→ **AIM OF THE TASK**: Identify the lines that contain the word "Nesquehonite" and copy each one.

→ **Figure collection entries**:
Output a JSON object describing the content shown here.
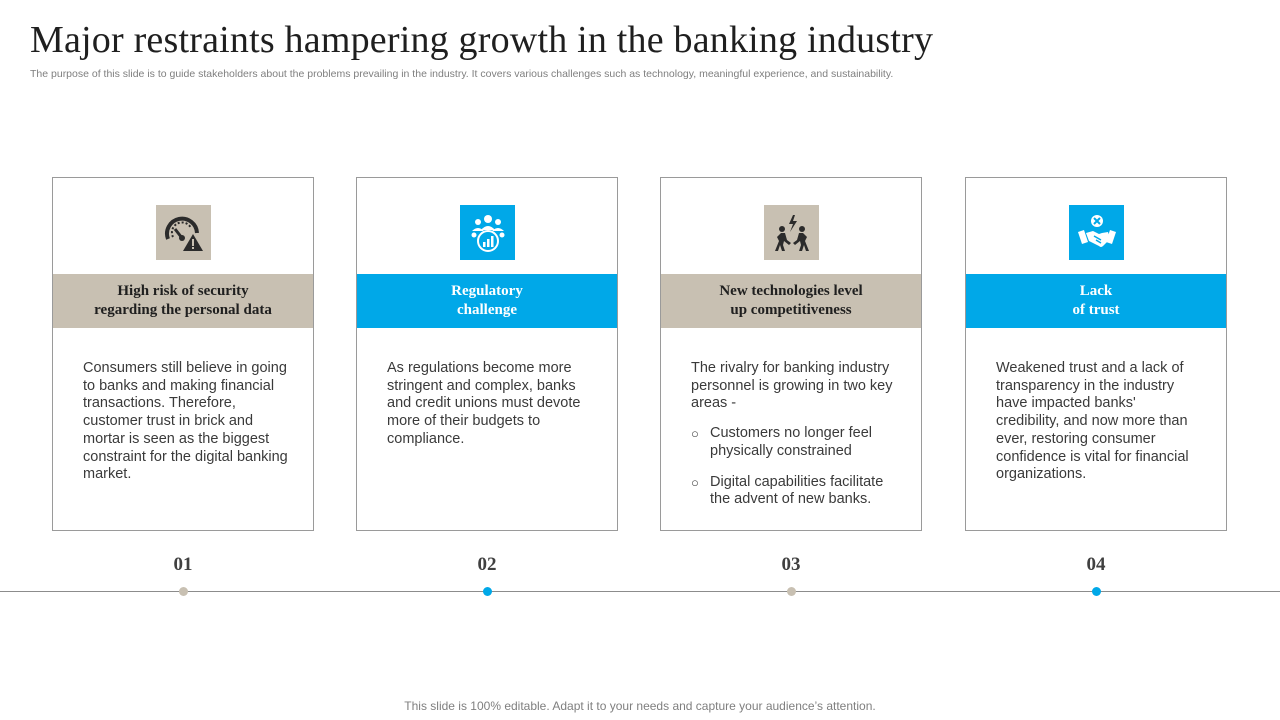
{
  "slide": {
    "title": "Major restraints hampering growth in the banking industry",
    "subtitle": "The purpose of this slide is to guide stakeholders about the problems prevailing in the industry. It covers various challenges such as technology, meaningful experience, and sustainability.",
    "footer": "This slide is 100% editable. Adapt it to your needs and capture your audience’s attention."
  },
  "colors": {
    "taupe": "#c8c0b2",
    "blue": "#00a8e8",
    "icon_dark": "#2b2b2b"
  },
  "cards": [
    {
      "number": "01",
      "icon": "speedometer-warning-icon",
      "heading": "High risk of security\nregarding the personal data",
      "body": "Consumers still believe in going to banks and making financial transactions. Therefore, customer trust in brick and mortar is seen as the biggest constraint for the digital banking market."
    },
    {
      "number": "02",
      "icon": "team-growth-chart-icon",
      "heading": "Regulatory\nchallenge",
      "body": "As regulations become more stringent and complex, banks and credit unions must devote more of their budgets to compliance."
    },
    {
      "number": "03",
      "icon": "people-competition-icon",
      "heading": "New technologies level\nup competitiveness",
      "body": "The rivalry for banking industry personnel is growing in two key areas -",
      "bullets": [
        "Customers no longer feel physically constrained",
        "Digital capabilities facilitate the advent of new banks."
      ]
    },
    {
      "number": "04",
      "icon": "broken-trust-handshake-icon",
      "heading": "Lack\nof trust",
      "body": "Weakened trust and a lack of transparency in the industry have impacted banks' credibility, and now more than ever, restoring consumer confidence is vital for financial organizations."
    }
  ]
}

---

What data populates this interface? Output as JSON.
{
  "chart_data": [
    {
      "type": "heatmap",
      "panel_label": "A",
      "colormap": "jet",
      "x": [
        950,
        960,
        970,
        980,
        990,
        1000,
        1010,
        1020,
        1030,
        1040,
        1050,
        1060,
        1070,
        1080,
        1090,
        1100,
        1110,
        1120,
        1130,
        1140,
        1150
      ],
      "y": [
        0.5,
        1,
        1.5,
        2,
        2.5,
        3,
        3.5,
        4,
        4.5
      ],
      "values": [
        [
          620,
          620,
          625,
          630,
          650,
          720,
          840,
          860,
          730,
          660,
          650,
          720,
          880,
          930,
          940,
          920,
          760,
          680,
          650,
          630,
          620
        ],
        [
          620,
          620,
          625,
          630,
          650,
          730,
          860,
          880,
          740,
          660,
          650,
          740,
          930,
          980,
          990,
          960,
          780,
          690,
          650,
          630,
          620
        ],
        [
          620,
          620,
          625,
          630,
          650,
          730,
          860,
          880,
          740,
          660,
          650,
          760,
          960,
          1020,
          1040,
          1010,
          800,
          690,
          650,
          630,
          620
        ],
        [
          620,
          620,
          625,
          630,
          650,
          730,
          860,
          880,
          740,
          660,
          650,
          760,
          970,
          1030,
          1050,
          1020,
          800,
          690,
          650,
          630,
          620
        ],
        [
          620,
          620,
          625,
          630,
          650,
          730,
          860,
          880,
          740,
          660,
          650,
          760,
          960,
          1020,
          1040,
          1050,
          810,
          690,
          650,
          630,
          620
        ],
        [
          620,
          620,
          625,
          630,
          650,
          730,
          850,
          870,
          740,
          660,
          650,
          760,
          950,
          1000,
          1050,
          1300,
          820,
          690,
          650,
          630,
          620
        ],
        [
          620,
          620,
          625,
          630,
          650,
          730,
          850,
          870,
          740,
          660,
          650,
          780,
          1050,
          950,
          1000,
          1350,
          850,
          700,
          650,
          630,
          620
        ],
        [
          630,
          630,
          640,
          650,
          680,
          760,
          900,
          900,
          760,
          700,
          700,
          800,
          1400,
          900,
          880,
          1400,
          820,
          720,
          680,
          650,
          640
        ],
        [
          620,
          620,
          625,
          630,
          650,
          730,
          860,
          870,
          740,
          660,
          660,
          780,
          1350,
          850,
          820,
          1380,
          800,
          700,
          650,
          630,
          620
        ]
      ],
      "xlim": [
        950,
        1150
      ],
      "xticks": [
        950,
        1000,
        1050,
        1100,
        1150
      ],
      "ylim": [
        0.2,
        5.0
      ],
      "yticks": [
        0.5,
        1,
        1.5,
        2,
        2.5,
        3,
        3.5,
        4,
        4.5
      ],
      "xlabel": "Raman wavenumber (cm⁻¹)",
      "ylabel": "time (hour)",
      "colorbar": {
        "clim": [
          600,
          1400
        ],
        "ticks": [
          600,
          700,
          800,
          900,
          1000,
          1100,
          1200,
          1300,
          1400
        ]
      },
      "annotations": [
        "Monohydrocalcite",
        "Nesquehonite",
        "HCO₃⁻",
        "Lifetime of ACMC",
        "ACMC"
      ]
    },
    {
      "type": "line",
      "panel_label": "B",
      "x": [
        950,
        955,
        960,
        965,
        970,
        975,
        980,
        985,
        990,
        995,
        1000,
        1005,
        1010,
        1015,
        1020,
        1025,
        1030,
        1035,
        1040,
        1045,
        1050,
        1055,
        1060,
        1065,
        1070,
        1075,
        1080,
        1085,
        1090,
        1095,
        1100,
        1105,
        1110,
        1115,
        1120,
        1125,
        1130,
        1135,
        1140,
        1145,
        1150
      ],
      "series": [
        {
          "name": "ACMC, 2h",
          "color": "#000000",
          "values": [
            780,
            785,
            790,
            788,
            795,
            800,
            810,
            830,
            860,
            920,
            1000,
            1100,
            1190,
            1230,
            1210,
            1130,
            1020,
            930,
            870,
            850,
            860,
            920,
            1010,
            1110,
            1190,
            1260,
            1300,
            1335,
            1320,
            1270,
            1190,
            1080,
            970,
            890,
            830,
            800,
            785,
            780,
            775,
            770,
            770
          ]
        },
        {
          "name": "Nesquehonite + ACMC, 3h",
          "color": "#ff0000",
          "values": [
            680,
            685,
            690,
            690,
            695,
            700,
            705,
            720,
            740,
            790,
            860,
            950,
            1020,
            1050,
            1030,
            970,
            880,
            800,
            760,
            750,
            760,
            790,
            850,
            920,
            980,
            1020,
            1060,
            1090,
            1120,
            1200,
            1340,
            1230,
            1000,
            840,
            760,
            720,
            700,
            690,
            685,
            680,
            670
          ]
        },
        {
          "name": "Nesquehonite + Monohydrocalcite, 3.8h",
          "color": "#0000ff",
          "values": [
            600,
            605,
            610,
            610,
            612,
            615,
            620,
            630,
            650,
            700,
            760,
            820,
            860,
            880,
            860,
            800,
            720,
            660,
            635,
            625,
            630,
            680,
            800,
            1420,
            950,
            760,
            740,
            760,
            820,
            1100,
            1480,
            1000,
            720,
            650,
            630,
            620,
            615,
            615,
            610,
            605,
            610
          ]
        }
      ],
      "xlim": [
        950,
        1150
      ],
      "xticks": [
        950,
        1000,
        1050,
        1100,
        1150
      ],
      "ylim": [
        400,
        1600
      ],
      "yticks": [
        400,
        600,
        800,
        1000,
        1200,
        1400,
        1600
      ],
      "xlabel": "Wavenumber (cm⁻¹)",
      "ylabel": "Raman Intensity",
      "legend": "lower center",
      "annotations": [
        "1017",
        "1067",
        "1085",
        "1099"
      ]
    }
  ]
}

→ **REPLY TO THE TASK**:
        "Nesquehonite",
          "name": "Nesquehonite + ACMC, 3h",
          "name": "Nesquehonite + Monohydrocalcite, 3.8h",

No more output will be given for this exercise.